**PROBLEM DETAILS:** Scan the material that follows. Copy every line containing the word "this".

**SUPPLIED ENTRIES:**
--
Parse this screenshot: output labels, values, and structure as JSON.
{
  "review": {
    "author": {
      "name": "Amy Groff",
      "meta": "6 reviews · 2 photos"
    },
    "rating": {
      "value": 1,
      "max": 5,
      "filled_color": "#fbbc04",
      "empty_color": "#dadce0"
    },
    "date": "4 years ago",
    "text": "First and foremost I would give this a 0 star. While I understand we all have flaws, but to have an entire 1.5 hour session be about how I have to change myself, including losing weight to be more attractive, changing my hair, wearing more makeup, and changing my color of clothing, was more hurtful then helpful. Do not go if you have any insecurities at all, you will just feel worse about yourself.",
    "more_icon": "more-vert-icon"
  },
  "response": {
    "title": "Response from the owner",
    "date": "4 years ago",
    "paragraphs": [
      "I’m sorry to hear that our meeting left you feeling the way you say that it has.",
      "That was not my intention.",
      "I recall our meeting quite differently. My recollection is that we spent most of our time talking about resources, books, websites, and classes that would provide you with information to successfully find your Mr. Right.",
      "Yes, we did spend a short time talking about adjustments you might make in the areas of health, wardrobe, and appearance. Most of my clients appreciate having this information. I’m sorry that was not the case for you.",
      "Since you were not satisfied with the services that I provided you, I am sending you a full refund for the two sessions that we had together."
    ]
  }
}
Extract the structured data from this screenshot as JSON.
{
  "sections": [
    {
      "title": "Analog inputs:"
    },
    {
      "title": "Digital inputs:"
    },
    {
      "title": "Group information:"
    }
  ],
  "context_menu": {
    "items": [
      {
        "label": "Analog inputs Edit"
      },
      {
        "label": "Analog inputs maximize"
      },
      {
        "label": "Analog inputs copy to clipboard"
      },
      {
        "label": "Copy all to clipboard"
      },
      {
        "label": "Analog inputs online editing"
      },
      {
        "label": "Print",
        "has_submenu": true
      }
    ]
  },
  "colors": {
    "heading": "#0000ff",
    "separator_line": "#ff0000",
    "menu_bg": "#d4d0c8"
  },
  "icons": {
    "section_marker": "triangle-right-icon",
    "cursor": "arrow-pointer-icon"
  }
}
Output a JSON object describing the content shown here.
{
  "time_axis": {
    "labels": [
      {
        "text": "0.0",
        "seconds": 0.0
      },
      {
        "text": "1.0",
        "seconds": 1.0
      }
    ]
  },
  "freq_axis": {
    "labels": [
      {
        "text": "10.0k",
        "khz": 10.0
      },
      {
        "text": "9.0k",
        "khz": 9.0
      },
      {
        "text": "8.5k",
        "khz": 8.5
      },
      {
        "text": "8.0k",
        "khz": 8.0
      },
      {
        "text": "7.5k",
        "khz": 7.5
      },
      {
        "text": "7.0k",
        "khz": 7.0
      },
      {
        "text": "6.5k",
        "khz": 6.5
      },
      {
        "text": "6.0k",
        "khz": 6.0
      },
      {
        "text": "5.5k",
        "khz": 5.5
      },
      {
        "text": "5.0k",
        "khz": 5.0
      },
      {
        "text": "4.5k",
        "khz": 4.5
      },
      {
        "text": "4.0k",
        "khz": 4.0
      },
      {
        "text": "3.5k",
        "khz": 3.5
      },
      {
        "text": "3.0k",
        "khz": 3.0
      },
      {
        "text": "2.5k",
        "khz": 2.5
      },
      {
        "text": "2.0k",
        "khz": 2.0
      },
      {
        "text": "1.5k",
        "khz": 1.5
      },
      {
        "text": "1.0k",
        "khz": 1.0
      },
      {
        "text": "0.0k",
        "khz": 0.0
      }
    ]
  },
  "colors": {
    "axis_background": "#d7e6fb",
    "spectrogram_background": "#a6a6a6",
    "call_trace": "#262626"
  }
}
--
**COMPLETE RESPONSE:**
Parse this screenshot: output labels, values, and structure as JSON.
    "text": "First and foremost I would give this a 0 star. While I understand we all have flaws, but to have an entire 1.5 hour session be about how I have to change myself, including losing weight to be more attractive, changing my hair, wearing more makeup, and changing my color of clothing, was more hurtful then helpful. Do not go if you have any insecurities at all, you will just feel worse about yourself.",
      "Yes, we did spend a short time talking about adjustments you might make in the areas of health, wardrobe, and appearance. Most of my clients appreciate having this information. I’m sorry that was not the case for you.",
Extract the structured data from this screenshot as JSON.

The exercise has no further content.